* EXERCISE DESCRIPTION: Leaving out all pictures, transcribe exactly the lines between the line with "What data populates" and the last line of the records below, both included.
:: MATERIAL PROVIDED ::
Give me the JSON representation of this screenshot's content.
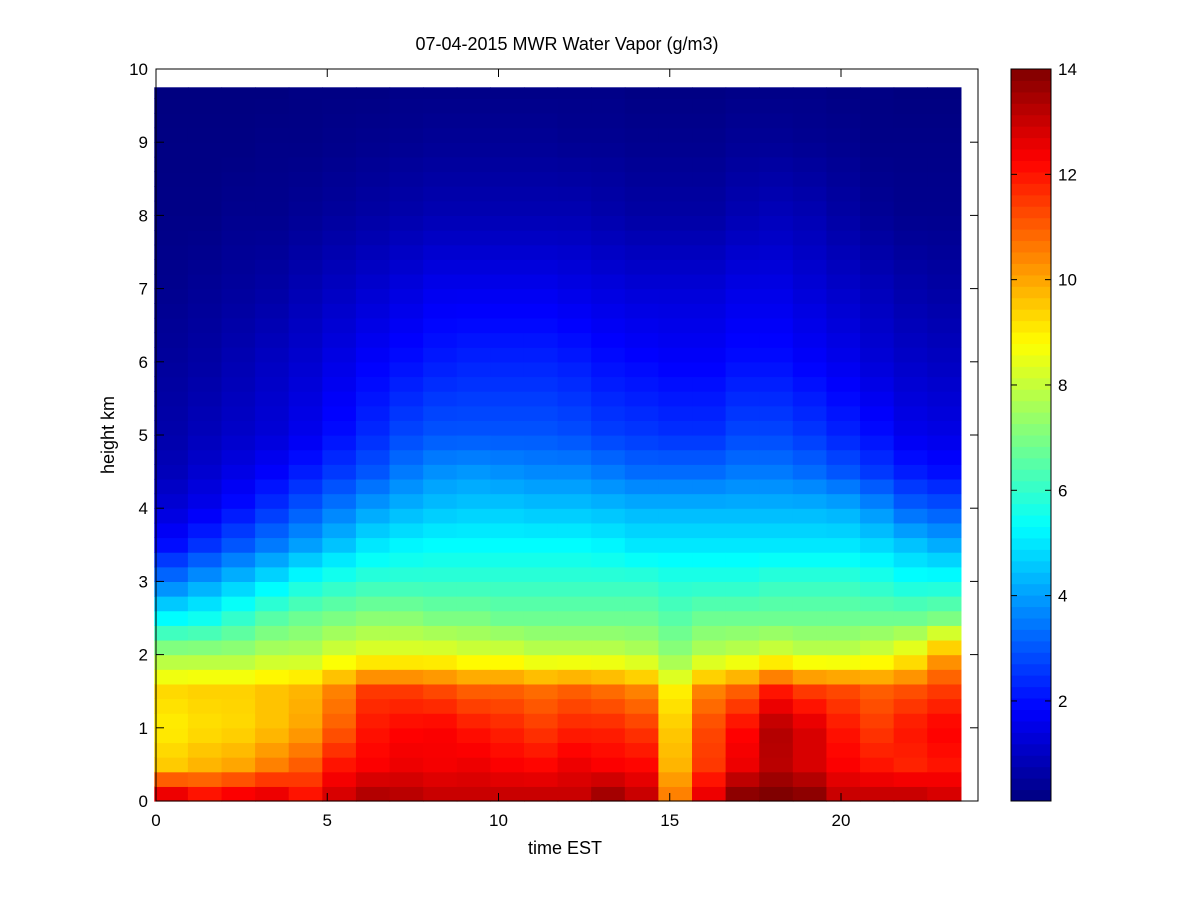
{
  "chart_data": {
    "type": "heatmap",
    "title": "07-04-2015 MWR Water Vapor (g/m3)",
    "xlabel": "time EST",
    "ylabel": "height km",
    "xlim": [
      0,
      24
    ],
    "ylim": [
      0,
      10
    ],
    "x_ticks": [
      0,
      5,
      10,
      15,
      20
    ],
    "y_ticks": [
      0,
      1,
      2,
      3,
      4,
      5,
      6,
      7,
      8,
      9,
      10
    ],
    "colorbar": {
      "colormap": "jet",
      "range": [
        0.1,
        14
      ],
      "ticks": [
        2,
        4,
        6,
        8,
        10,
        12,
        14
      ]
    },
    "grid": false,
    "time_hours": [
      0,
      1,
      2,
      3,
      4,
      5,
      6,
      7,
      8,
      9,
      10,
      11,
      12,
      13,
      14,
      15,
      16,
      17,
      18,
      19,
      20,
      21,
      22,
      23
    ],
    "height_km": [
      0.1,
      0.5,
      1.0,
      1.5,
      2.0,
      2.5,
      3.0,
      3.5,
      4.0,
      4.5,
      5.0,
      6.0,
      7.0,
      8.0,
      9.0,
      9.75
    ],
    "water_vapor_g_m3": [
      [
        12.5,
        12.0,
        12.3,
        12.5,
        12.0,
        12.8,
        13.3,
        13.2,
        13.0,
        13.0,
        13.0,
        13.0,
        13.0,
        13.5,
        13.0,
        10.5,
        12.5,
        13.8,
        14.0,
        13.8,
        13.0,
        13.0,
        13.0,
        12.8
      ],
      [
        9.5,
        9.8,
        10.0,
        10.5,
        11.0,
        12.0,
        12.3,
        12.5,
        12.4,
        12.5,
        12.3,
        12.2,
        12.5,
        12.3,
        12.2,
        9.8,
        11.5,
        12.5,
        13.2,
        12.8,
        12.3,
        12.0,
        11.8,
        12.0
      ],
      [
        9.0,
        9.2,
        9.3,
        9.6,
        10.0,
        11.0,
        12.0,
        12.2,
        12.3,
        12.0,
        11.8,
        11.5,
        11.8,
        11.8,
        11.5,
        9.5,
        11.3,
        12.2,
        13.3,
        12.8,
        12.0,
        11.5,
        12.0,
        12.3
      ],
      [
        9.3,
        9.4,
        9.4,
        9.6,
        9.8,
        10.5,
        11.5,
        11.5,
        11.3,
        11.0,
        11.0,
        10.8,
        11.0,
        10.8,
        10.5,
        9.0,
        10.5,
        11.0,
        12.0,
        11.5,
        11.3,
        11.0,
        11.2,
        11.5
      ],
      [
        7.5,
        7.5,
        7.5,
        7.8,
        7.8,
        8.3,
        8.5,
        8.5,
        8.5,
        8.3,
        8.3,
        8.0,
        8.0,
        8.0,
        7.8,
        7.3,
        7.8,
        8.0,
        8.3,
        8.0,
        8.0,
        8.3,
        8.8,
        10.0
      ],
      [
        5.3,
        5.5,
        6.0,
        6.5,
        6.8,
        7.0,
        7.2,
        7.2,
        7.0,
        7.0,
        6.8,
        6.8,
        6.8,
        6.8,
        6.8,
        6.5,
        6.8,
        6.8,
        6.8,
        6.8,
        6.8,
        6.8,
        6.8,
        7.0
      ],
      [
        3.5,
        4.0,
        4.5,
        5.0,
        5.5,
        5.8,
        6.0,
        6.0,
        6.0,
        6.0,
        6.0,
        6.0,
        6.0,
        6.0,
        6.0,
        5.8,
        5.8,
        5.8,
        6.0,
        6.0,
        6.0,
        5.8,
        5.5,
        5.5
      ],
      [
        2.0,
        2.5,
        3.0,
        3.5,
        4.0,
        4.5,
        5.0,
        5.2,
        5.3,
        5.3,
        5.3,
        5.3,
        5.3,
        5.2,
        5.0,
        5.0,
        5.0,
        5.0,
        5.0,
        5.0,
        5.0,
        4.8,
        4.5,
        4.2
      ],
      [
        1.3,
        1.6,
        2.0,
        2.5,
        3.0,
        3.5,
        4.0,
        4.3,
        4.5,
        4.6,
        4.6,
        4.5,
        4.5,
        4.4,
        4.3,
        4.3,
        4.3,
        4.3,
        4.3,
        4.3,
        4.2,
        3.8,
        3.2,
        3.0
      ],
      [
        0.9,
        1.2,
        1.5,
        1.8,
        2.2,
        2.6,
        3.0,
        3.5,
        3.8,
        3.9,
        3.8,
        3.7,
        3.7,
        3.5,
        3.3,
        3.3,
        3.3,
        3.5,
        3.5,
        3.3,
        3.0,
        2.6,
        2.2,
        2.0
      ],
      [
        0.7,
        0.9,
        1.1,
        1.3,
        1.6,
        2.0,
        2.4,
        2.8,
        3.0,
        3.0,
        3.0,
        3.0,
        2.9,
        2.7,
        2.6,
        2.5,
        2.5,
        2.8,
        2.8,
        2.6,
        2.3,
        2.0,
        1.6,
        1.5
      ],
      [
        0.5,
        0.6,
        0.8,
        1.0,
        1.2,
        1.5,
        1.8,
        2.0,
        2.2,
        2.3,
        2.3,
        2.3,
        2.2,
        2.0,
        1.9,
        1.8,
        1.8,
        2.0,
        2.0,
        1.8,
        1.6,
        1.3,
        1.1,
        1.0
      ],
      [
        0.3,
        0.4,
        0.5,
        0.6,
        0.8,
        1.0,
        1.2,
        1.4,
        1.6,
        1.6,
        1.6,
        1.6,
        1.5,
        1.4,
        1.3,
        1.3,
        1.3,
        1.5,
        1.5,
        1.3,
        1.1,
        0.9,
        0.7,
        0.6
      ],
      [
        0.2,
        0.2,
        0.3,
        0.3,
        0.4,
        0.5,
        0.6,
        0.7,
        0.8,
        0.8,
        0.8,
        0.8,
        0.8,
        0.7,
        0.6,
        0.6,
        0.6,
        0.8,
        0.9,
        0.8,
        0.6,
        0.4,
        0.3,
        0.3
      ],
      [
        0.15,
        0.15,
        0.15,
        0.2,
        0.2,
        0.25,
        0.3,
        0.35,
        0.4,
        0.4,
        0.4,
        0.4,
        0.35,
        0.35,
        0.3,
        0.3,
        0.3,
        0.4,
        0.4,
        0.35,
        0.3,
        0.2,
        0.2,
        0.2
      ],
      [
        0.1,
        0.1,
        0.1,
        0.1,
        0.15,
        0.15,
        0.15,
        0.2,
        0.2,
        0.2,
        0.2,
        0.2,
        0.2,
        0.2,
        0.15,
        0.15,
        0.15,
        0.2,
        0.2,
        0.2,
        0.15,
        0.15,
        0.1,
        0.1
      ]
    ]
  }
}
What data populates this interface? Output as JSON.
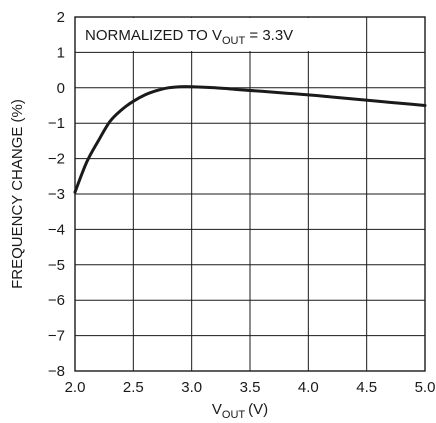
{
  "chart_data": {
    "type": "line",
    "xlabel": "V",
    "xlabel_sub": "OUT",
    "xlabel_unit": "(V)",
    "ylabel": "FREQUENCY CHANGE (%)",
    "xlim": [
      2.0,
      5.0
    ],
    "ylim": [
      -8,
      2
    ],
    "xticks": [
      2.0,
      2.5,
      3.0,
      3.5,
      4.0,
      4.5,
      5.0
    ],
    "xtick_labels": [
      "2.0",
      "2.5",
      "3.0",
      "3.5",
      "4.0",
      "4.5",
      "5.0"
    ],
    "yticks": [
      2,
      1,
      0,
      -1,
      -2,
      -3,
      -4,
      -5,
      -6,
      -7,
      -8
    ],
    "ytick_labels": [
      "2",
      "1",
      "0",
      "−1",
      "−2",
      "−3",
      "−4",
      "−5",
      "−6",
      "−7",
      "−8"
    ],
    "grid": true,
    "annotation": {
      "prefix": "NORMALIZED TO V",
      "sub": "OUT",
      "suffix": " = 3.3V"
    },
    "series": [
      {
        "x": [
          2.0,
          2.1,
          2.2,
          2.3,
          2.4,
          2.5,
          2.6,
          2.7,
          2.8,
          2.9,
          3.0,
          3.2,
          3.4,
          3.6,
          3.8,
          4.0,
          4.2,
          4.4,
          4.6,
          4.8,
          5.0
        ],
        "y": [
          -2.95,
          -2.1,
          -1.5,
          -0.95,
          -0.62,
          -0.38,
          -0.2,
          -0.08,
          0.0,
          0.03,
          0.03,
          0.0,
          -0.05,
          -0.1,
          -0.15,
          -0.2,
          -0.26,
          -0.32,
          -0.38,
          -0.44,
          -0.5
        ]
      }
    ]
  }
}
:::
* COMPLETED EXERCISE:
What data populates this interface? Output as JSON.
{
  "chart_data": {
    "type": "line",
    "xlabel": "V",
    "xlabel_sub": "OUT",
    "xlabel_unit": "(V)",
    "ylabel": "FREQUENCY CHANGE (%)",
    "xlim": [
      2.0,
      5.0
    ],
    "ylim": [
      -8,
      2
    ],
    "xticks": [
      2.0,
      2.5,
      3.0,
      3.5,
      4.0,
      4.5,
      5.0
    ],
    "xtick_labels": [
      "2.0",
      "2.5",
      "3.0",
      "3.5",
      "4.0",
      "4.5",
      "5.0"
    ],
    "yticks": [
      2,
      1,
      0,
      -1,
      -2,
      -3,
      -4,
      -5,
      -6,
      -7,
      -8
    ],
    "ytick_labels": [
      "2",
      "1",
      "0",
      "−1",
      "−2",
      "−3",
      "−4",
      "−5",
      "−6",
      "−7",
      "−8"
    ],
    "grid": true,
    "annotation": {
      "prefix": "NORMALIZED TO V",
      "sub": "OUT",
      "suffix": " = 3.3V"
    },
    "series": [
      {
        "x": [
          2.0,
          2.1,
          2.2,
          2.3,
          2.4,
          2.5,
          2.6,
          2.7,
          2.8,
          2.9,
          3.0,
          3.2,
          3.4,
          3.6,
          3.8,
          4.0,
          4.2,
          4.4,
          4.6,
          4.8,
          5.0
        ],
        "y": [
          -2.95,
          -2.1,
          -1.5,
          -0.95,
          -0.62,
          -0.38,
          -0.2,
          -0.08,
          0.0,
          0.03,
          0.03,
          0.0,
          -0.05,
          -0.1,
          -0.15,
          -0.2,
          -0.26,
          -0.32,
          -0.38,
          -0.44,
          -0.5
        ]
      }
    ]
  }
}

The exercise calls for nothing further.